GIVEN TASK –
Identify and pull out each line of the entries in which "label" occurs.

_ _ _

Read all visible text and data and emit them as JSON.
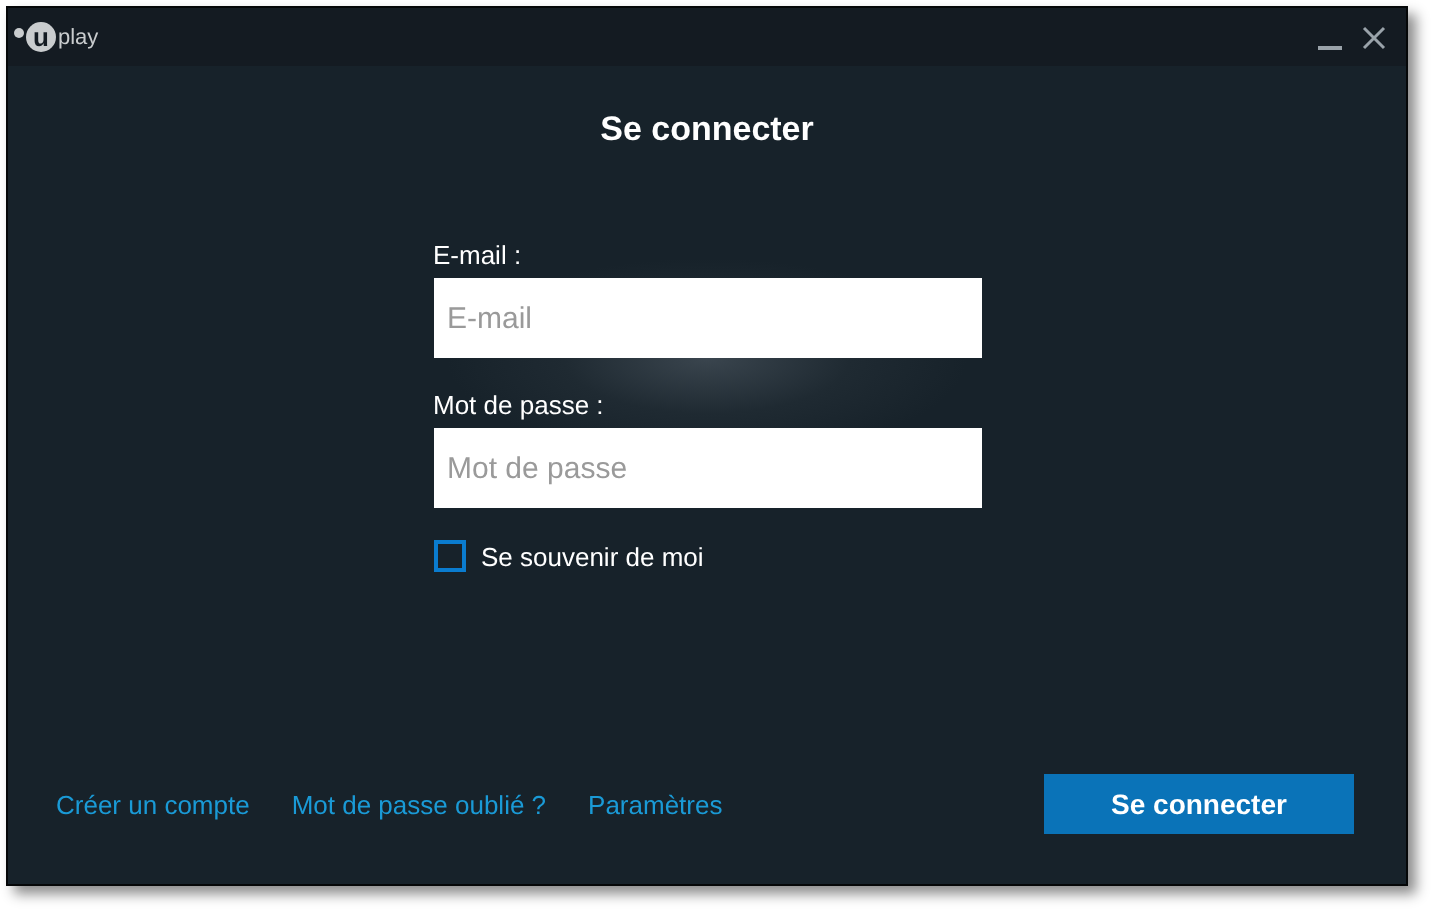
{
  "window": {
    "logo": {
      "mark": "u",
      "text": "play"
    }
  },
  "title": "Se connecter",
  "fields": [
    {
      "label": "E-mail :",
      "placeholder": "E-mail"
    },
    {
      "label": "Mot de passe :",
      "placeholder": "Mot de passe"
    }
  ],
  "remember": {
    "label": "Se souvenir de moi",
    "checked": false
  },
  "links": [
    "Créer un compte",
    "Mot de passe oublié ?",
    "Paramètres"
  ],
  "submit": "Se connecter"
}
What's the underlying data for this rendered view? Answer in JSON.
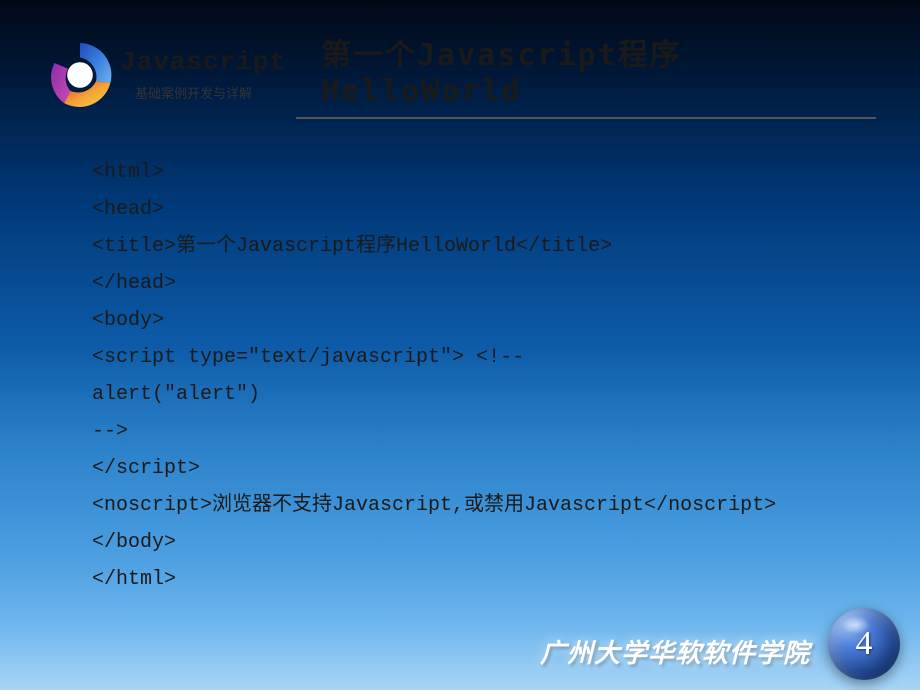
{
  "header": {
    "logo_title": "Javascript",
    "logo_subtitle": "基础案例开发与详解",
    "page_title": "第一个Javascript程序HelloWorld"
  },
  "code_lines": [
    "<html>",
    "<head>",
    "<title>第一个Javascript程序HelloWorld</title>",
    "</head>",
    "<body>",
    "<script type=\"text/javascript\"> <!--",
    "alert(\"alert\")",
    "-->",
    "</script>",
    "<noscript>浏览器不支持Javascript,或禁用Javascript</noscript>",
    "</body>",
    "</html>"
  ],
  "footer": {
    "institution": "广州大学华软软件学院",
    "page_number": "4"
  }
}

_ _ _

COMPLETED TASK –
      "label": "E-mail :",
      "label": "Mot de passe :",
    "label": "Se souvenir de moi",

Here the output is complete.